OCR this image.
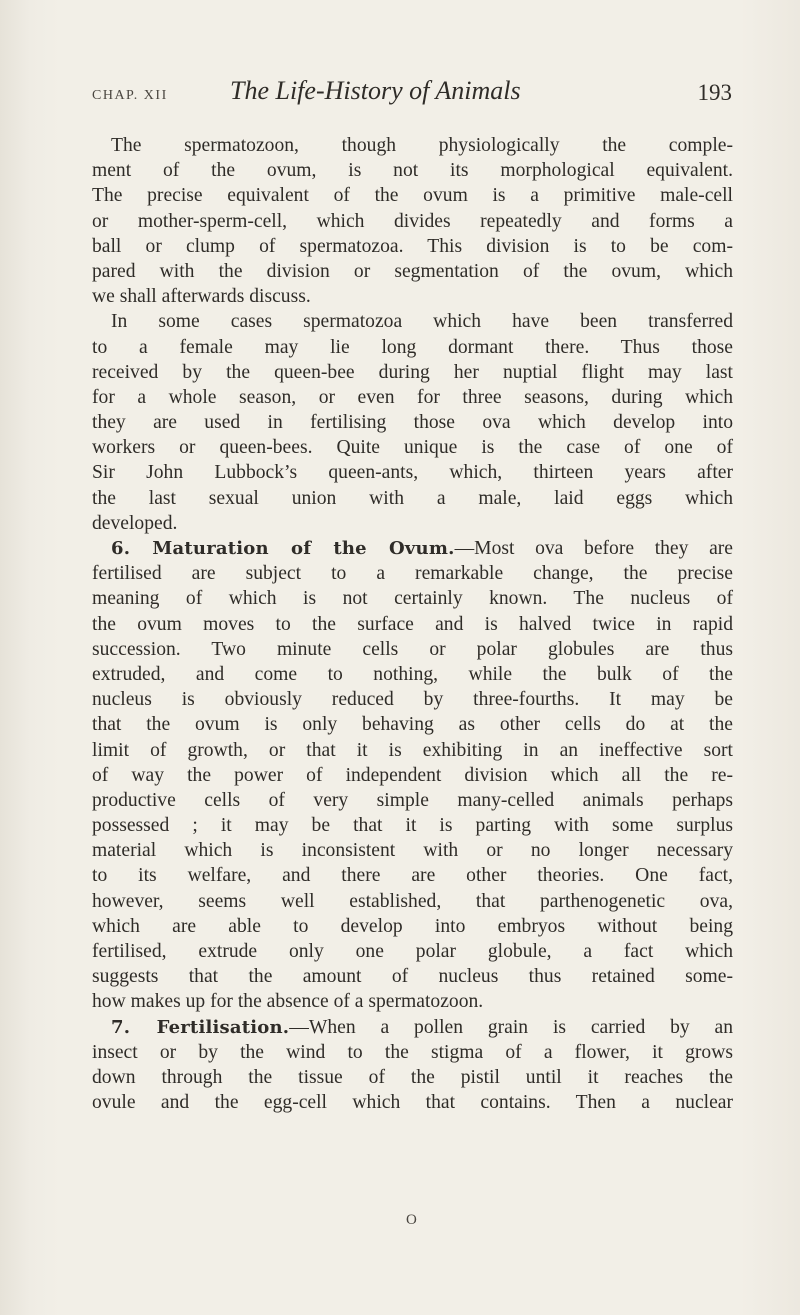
CHAP. XII The Life-History of Animals	193
The spermatozoon, though physiologically the comple-
ment of the ovum, is not its morphological equivalent.
The precise equivalent of the ovum is a primitive male-cell
or mother-sperm-cell, which divides repeatedly and forms a
ball or clump of spermatozoa. This division is to be com-
pared with the division or segmentation of the ovum, which
we shall afterwards discuss.
In some cases spermatozoa which have been transferred
to a female may lie long dormant there. Thus those
received by the queen-bee during her nuptial flight may last
for a whole season, or even for three seasons, during which
they are used in fertilising those ova which develop into
workers or queen-bees. Quite unique is the case of one of
Sir John Lubbock’s queen-ants, which, thirteen years after
the last sexual union with a male, laid eggs which
developed.
6. Maturation of the Ovum.—Most ova before they are
fertilised are subject to a remarkable change, the precise
meaning of which is not certainly known. The nucleus of
the ovum moves to the surface and is halved twice in rapid
succession. Two minute cells or polar globules are thus
extruded, and come to nothing, while the bulk of the
nucleus is obviously reduced by three-fourths. It may be
that the ovum is only behaving as other cells do at the
limit of growth, or that it is exhibiting in an ineffective sort
of way the power of independent division which all the re-
productive cells of very simple many-celled animals perhaps
possessed ; it may be that it is parting with some surplus
material which is inconsistent with or no longer necessary
to its welfare, and there are other theories. One fact,
however, seems well established, that parthenogenetic ova,
which are able to develop into embryos without being
fertilised, extrude only one polar globule, a fact which
suggests that the amount of nucleus thus retained some-
how makes up for the absence of a spermatozoon.
7. Fertilisation.—When a pollen grain is carried by an
insect or by the wind to the stigma of a flower, it grows
down through the tissue of the pistil until it reaches the
ovule and the egg-cell which that contains. Then a nuclear
O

______________________________

The entries are to be written out again exactly, without their pictures.

> Task result
OCR this image.
CHAP. XII The Life-History of Animals	193
The spermatozoon, though physiologically the comple-
ment of the ovum, is not its morphological equivalent.
The precise equivalent of the ovum is a primitive male-cell
or mother-sperm-cell, which divides repeatedly and forms a
ball or clump of spermatozoa. This division is to be com-
pared with the division or segmentation of the ovum, which
we shall afterwards discuss.
In some cases spermatozoa which have been transferred
to a female may lie long dormant there. Thus those
received by the queen-bee during her nuptial flight may last
for a whole season, or even for three seasons, during which
they are used in fertilising those ova which develop into
workers or queen-bees. Quite unique is the case of one of
Sir John Lubbock’s queen-ants, which, thirteen years after
the last sexual union with a male, laid eggs which
developed.
6. Maturation of the Ovum.—Most ova before they are
fertilised are subject to a remarkable change, the precise
meaning of which is not certainly known. The nucleus of
the ovum moves to the surface and is halved twice in rapid
succession. Two minute cells or polar globules are thus
extruded, and come to nothing, while the bulk of the
nucleus is obviously reduced by three-fourths. It may be
that the ovum is only behaving as other cells do at the
limit of growth, or that it is exhibiting in an ineffective sort
of way the power of independent division which all the re-
productive cells of very simple many-celled animals perhaps
possessed ; it may be that it is parting with some surplus
material which is inconsistent with or no longer necessary
to its welfare, and there are other theories. One fact,
however, seems well established, that parthenogenetic ova,
which are able to develop into embryos without being
fertilised, extrude only one polar globule, a fact which
suggests that the amount of nucleus thus retained some-
how makes up for the absence of a spermatozoon.
7. Fertilisation.—When a pollen grain is carried by an
insect or by the wind to the stigma of a flower, it grows
down through the tissue of the pistil until it reaches the
ovule and the egg-cell which that contains. Then a nuclear
O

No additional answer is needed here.